- _YOUR GOAL_
What is needed here is an exact copy of every entry.

(Dataset excerpt)
● ● ● ● ●

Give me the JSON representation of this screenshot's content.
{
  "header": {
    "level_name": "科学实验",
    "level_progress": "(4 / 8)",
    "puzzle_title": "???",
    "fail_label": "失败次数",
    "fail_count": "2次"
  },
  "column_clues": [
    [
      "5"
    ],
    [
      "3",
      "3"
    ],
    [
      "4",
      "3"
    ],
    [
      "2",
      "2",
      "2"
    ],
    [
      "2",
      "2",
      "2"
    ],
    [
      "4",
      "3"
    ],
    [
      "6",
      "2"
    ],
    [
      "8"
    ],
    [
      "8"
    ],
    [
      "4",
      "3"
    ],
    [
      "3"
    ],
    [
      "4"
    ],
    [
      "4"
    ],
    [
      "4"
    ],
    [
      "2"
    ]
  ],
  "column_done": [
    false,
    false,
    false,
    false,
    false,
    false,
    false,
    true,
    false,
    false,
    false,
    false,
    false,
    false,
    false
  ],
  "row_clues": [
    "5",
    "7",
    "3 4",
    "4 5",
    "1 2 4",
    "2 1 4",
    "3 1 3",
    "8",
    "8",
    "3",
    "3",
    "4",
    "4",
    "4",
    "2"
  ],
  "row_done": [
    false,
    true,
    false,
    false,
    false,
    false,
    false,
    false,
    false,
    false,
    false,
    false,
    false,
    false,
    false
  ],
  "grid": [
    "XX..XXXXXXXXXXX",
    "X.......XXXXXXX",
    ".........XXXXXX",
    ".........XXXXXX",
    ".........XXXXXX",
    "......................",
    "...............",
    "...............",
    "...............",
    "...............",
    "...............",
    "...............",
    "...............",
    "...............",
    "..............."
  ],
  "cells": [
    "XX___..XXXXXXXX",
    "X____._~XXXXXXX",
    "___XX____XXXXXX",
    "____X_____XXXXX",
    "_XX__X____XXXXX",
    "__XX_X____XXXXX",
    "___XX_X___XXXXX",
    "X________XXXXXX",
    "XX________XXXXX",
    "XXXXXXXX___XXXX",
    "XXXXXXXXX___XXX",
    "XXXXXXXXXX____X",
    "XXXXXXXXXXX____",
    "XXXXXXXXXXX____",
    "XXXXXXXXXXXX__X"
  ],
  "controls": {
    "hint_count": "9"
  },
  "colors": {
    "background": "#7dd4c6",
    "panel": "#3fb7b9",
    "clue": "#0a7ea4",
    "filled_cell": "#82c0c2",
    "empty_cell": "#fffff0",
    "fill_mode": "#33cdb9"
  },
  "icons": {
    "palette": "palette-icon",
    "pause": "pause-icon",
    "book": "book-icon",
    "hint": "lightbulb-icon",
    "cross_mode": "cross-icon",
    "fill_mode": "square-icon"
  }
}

● ● ● ● ●

- _THE ANSWER_
Give me the JSON representation of this screenshot's content.
{
  "header": {
    "level_name": "科学实验",
    "level_progress": "(4 / 8)",
    "puzzle_title": "???",
    "fail_label": "失败次数",
    "fail_count": "2次"
  },
  "column_clues": [
    [
      "5"
    ],
    [
      "3",
      "3"
    ],
    [
      "4",
      "3"
    ],
    [
      "2",
      "2",
      "2"
    ],
    [
      "2",
      "2",
      "2"
    ],
    [
      "4",
      "3"
    ],
    [
      "6",
      "2"
    ],
    [
      "8"
    ],
    [
      "8"
    ],
    [
      "4",
      "3"
    ],
    [
      "3"
    ],
    [
      "4"
    ],
    [
      "4"
    ],
    [
      "4"
    ],
    [
      "2"
    ]
  ],
  "column_done": [
    false,
    false,
    false,
    false,
    false,
    false,
    false,
    true,
    false,
    false,
    false,
    false,
    false,
    false,
    false
  ],
  "row_clues": [
    "5",
    "7",
    "3 4",
    "4 5",
    "1 2 4",
    "2 1 4",
    "3 1 3",
    "8",
    "8",
    "3",
    "3",
    "4",
    "4",
    "4",
    "2"
  ],
  "row_done": [
    false,
    true,
    false,
    false,
    false,
    false,
    false,
    false,
    false,
    false,
    false,
    false,
    false,
    false,
    false
  ],
  "grid": [
    "XX..XXXXXXXXXXX",
    "X.......XXXXXXX",
    ".........XXXXXX",
    ".........XXXXXX",
    ".........XXXXXX",
    "......................",
    "...............",
    "...............",
    "...............",
    "...............",
    "...............",
    "...............",
    "...............",
    "...............",
    "..............."
  ],
  "cells": [
    "XX___..XXXXXXXX",
    "X____._~XXXXXXX",
    "___XX____XXXXXX",
    "____X_____XXXXX",
    "_XX__X____XXXXX",
    "__XX_X____XXXXX",
    "___XX_X___XXXXX",
    "X________XXXXXX",
    "XX________XXXXX",
    "XXXXXXXX___XXXX",
    "XXXXXXXXX___XXX",
    "XXXXXXXXXX____X",
    "XXXXXXXXXXX____",
    "XXXXXXXXXXX____",
    "XXXXXXXXXXXX__X"
  ],
  "controls": {
    "hint_count": "9"
  },
  "colors": {
    "background": "#7dd4c6",
    "panel": "#3fb7b9",
    "clue": "#0a7ea4",
    "filled_cell": "#82c0c2",
    "empty_cell": "#fffff0",
    "fill_mode": "#33cdb9"
  },
  "icons": {
    "palette": "palette-icon",
    "pause": "pause-icon",
    "book": "book-icon",
    "hint": "lightbulb-icon",
    "cross_mode": "cross-icon",
    "fill_mode": "square-icon"
  }
}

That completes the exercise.